▶ [WORK TO DO] Read the material below and count the lines holding the string "this". Give that count with nothing added.

▶ [ROWS]
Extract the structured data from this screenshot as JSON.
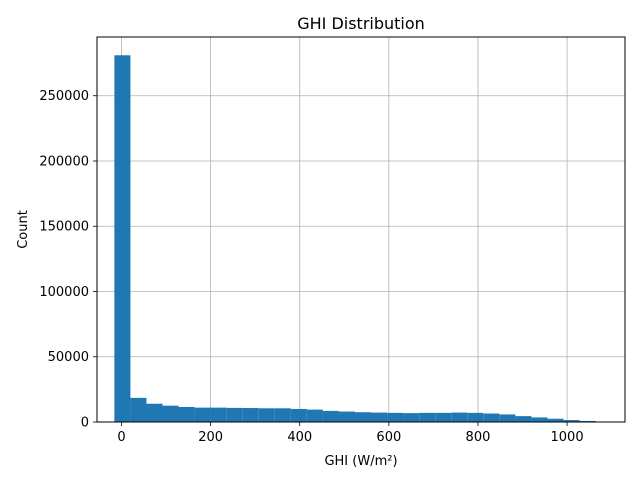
{
  "chart_data": {
    "type": "bar",
    "title": "GHI Distribution",
    "xlabel": "GHI (W/m²)",
    "ylabel": "Count",
    "xlim": [
      -55,
      1130
    ],
    "ylim": [
      0,
      295000
    ],
    "grid": true,
    "bar_color": "#1f77b4",
    "x_ticks": [
      0,
      200,
      400,
      600,
      800,
      1000
    ],
    "y_ticks": [
      0,
      50000,
      100000,
      150000,
      200000,
      250000
    ],
    "bin_edges": [
      -16,
      20,
      56,
      92,
      128,
      164,
      200,
      236,
      272,
      308,
      344,
      380,
      416,
      452,
      488,
      524,
      560,
      596,
      632,
      668,
      704,
      740,
      776,
      812,
      848,
      884,
      920,
      956,
      992,
      1028,
      1064,
      1100
    ],
    "values": [
      281000,
      18500,
      14000,
      12500,
      11500,
      11000,
      11000,
      10800,
      10700,
      10500,
      10500,
      10000,
      9500,
      8500,
      8000,
      7500,
      7200,
      7000,
      6800,
      7000,
      7000,
      7200,
      7000,
      6500,
      5800,
      4500,
      3500,
      2500,
      1500,
      800,
      200
    ]
  }
}
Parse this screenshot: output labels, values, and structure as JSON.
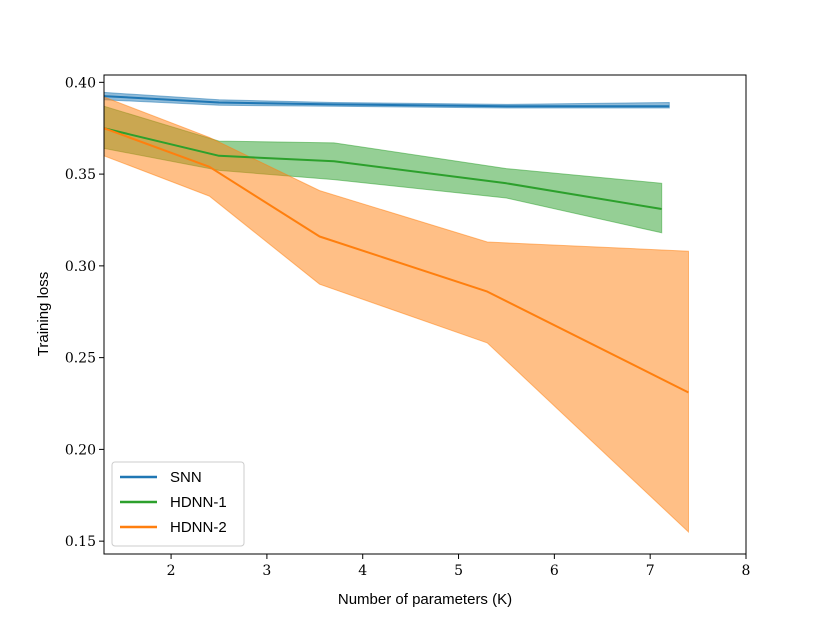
{
  "chart_data": {
    "type": "line",
    "title": "",
    "xlabel": "Number of parameters (K)",
    "ylabel": "Training loss",
    "xlim": [
      1.3,
      8.0
    ],
    "ylim": [
      0.143,
      0.404
    ],
    "xticks": [
      2,
      3,
      4,
      5,
      6,
      7,
      8
    ],
    "yticks": [
      0.15,
      0.2,
      0.25,
      0.3,
      0.35,
      0.4
    ],
    "xtick_labels": [
      "2",
      "3",
      "4",
      "5",
      "6",
      "7",
      "8"
    ],
    "ytick_labels": [
      "0.15",
      "0.20",
      "0.25",
      "0.30",
      "0.35",
      "0.40"
    ],
    "grid": false,
    "legend_position": "lower-left",
    "series": [
      {
        "name": "SNN",
        "color": "#1f77b4",
        "x": [
          1.3,
          2.5,
          3.7,
          5.5,
          7.2
        ],
        "values": [
          0.3925,
          0.389,
          0.388,
          0.387,
          0.387
        ],
        "lower": [
          0.3905,
          0.3875,
          0.387,
          0.386,
          0.386
        ],
        "upper": [
          0.3945,
          0.3905,
          0.389,
          0.388,
          0.389
        ]
      },
      {
        "name": "HDNN-1",
        "color": "#2ca02c",
        "x": [
          1.3,
          2.5,
          3.7,
          5.5,
          7.12
        ],
        "values": [
          0.375,
          0.36,
          0.357,
          0.345,
          0.331
        ],
        "lower": [
          0.364,
          0.352,
          0.347,
          0.337,
          0.318
        ],
        "upper": [
          0.387,
          0.368,
          0.367,
          0.353,
          0.345
        ]
      },
      {
        "name": "HDNN-2",
        "color": "#ff7f0e",
        "x": [
          1.3,
          2.4,
          3.55,
          5.3,
          7.4
        ],
        "values": [
          0.375,
          0.354,
          0.316,
          0.286,
          0.231
        ],
        "lower": [
          0.36,
          0.338,
          0.29,
          0.258,
          0.155
        ],
        "upper": [
          0.392,
          0.37,
          0.341,
          0.313,
          0.308
        ]
      }
    ]
  }
}
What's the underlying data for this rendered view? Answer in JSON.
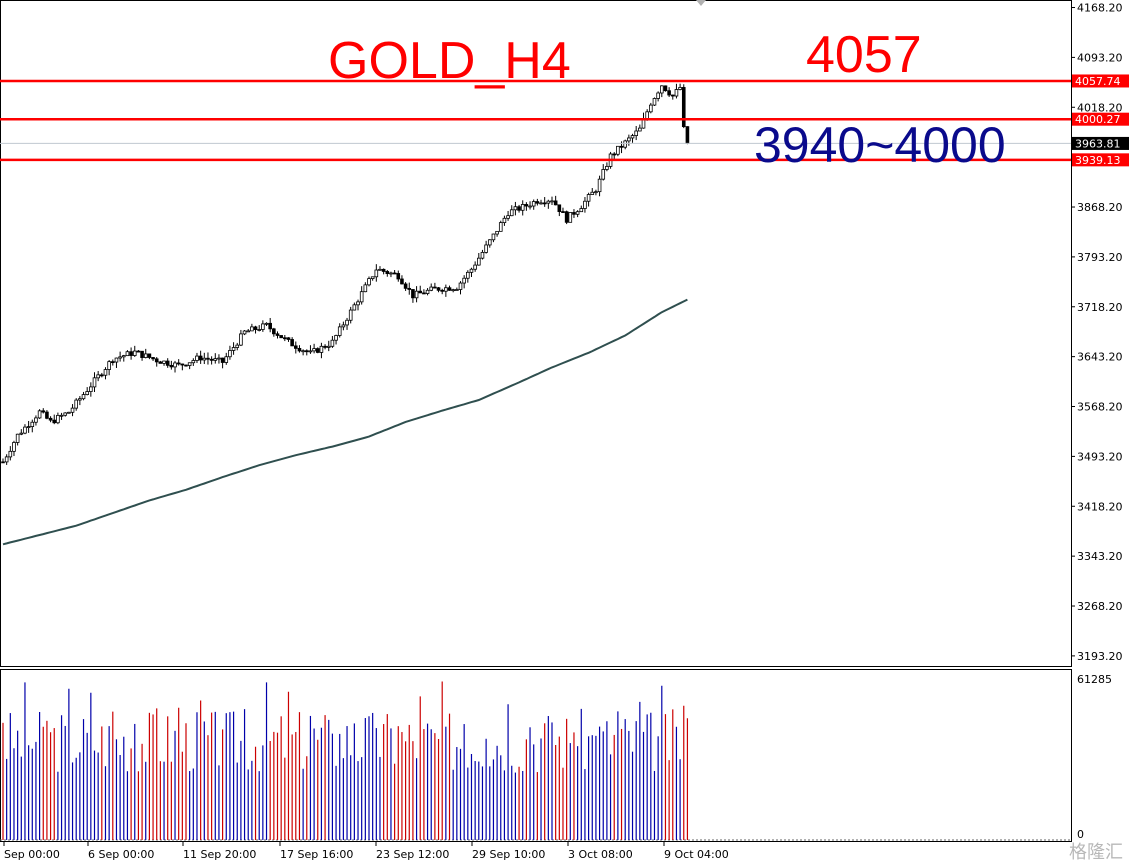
{
  "chart_data": {
    "type": "candlestick",
    "title": "GOLD_H4",
    "annotations": [
      "4057",
      "3940~4000"
    ],
    "price_axis": {
      "ticks": [
        4168.2,
        4093.2,
        4018.2,
        3868.2,
        3793.2,
        3718.2,
        3643.2,
        3568.2,
        3493.2,
        3418.2,
        3343.2,
        3268.2,
        3193.2
      ],
      "tick_labels": [
        "4168.20",
        "4093.20",
        "4018.20",
        "3868.20",
        "3793.20",
        "3718.20",
        "3643.20",
        "3568.20",
        "3493.20",
        "3418.20",
        "3343.20",
        "3268.20",
        "3193.20"
      ],
      "range": [
        3178,
        4178
      ]
    },
    "time_axis": {
      "labels": [
        "Sep 00:00",
        "6 Sep 00:00",
        "11 Sep 20:00",
        "17 Sep 16:00",
        "23 Sep 12:00",
        "29 Sep 10:00",
        "3 Oct 08:00",
        "9 Oct 04:00"
      ]
    },
    "horizontal_lines": [
      {
        "value": 4057.74,
        "label": "4057.74",
        "color": "#ff0000"
      },
      {
        "value": 4000.27,
        "label": "4000.27",
        "color": "#ff0000"
      },
      {
        "value": 3939.13,
        "label": "3939.13",
        "color": "#ff0000"
      }
    ],
    "current_price": {
      "value": 3963.81,
      "label": "3963.81"
    },
    "moving_average": {
      "color": "#2f4f4f",
      "points": [
        {
          "i": 0,
          "v": 3361
        },
        {
          "i": 10,
          "v": 3375
        },
        {
          "i": 20,
          "v": 3389
        },
        {
          "i": 30,
          "v": 3408
        },
        {
          "i": 40,
          "v": 3427
        },
        {
          "i": 50,
          "v": 3443
        },
        {
          "i": 60,
          "v": 3462
        },
        {
          "i": 70,
          "v": 3480
        },
        {
          "i": 80,
          "v": 3495
        },
        {
          "i": 90,
          "v": 3508
        },
        {
          "i": 100,
          "v": 3523
        },
        {
          "i": 110,
          "v": 3545
        },
        {
          "i": 120,
          "v": 3562
        },
        {
          "i": 130,
          "v": 3578
        },
        {
          "i": 140,
          "v": 3602
        },
        {
          "i": 150,
          "v": 3627
        },
        {
          "i": 160,
          "v": 3649
        },
        {
          "i": 170,
          "v": 3675
        },
        {
          "i": 180,
          "v": 3710
        },
        {
          "i": 187,
          "v": 3729
        }
      ]
    },
    "close_path": [
      {
        "i": 0,
        "v": 3485
      },
      {
        "i": 4,
        "v": 3525
      },
      {
        "i": 10,
        "v": 3560
      },
      {
        "i": 13,
        "v": 3545
      },
      {
        "i": 18,
        "v": 3560
      },
      {
        "i": 24,
        "v": 3600
      },
      {
        "i": 30,
        "v": 3640
      },
      {
        "i": 36,
        "v": 3650
      },
      {
        "i": 42,
        "v": 3638
      },
      {
        "i": 48,
        "v": 3630
      },
      {
        "i": 54,
        "v": 3642
      },
      {
        "i": 60,
        "v": 3635
      },
      {
        "i": 66,
        "v": 3680
      },
      {
        "i": 72,
        "v": 3690
      },
      {
        "i": 78,
        "v": 3665
      },
      {
        "i": 84,
        "v": 3648
      },
      {
        "i": 90,
        "v": 3665
      },
      {
        "i": 96,
        "v": 3720
      },
      {
        "i": 102,
        "v": 3775
      },
      {
        "i": 108,
        "v": 3765
      },
      {
        "i": 112,
        "v": 3735
      },
      {
        "i": 118,
        "v": 3745
      },
      {
        "i": 124,
        "v": 3748
      },
      {
        "i": 128,
        "v": 3775
      },
      {
        "i": 134,
        "v": 3825
      },
      {
        "i": 138,
        "v": 3860
      },
      {
        "i": 142,
        "v": 3868
      },
      {
        "i": 146,
        "v": 3878
      },
      {
        "i": 150,
        "v": 3880
      },
      {
        "i": 154,
        "v": 3850
      },
      {
        "i": 158,
        "v": 3870
      },
      {
        "i": 162,
        "v": 3895
      },
      {
        "i": 166,
        "v": 3945
      },
      {
        "i": 170,
        "v": 3965
      },
      {
        "i": 174,
        "v": 3985
      },
      {
        "i": 177,
        "v": 4025
      },
      {
        "i": 180,
        "v": 4052
      },
      {
        "i": 183,
        "v": 4035
      },
      {
        "i": 185,
        "v": 4048
      },
      {
        "i": 186,
        "v": 3985
      },
      {
        "i": 187,
        "v": 3964
      }
    ],
    "volume": {
      "max_label": "61285",
      "zero_label": "0",
      "max": 61285,
      "up_color": "#0000aa",
      "down_color": "#cc0000"
    },
    "watermark": "格隆汇"
  }
}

▶ [RESPONSE TO THE EXERCISE] 3